• [PROMPT]:
Locate all lines with the word "国优计划". Copy them.

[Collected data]
--- Begin ---

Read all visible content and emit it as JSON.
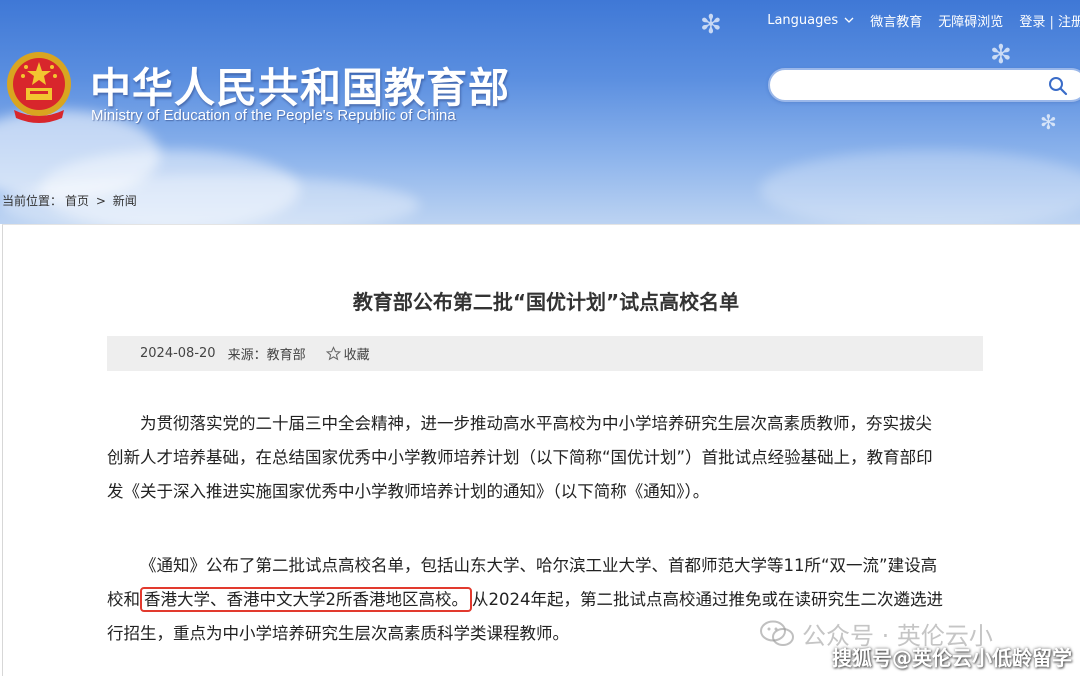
{
  "header": {
    "links": [
      "Languages",
      "微言教育",
      "无障碍浏览",
      "登录",
      "注册"
    ],
    "title": "中华人民共和国教育部",
    "subtitle": "Ministry of Education of the People's Republic of China",
    "search": {
      "value": "",
      "placeholder": ""
    }
  },
  "breadcrumb": {
    "label": "当前位置：",
    "home": "首页",
    "separator": ">",
    "current": "新闻"
  },
  "article": {
    "title": "教育部公布第二批“国优计划”试点高校名单",
    "date": "2024-08-20",
    "source_label": "来源：",
    "source": "教育部",
    "bookmark": "收藏",
    "p1_lines": [
      "为贯彻落实党的二十届三中全会精神，进一步推动高水平高校为中小学培养研究生层次高素质教师，夯实拔尖",
      "创新人才培养基础，在总结国家优秀中小学教师培养计划（以下简称“国优计划”）首批试点经验基础上，教育部印",
      "发《关于深入推进实施国家优秀中小学教师培养计划的通知》（以下简称《通知》）。"
    ],
    "p2_line1": "《通知》公布了第二批试点高校名单，包括山东大学、哈尔滨工业大学、首都师范大学等11所“双一流”建设高",
    "p2_line2_pre": "校和",
    "p2_line2_highlight": "香港大学、香港中文大学2所香港地区高校。",
    "p2_line2_post": "从2024年起，第二批试点高校通过推免或在读研究生二次遴选进",
    "p2_line3": "行招生，重点为中小学培养研究生层次高素质科学类课程教师。"
  },
  "watermarks": {
    "wechat": "公众号 · 英伦云小",
    "sohu": "搜狐号@英伦云小低龄留学"
  },
  "colors": {
    "banner_top": "#3f78d6",
    "highlight_border": "#e23a2e",
    "meta_bg": "#eeeeee"
  },
  "icons": [
    "national-emblem-icon",
    "chevron-down-icon",
    "search-icon",
    "star-icon",
    "wechat-icon"
  ]
}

--- End ---

• [SOLVED EXERCISE]:
    "title": "教育部公布第二批“国优计划”试点高校名单",
      "创新人才培养基础，在总结国家优秀中小学教师培养计划（以下简称“国优计划”）首批试点经验基础上，教育部印",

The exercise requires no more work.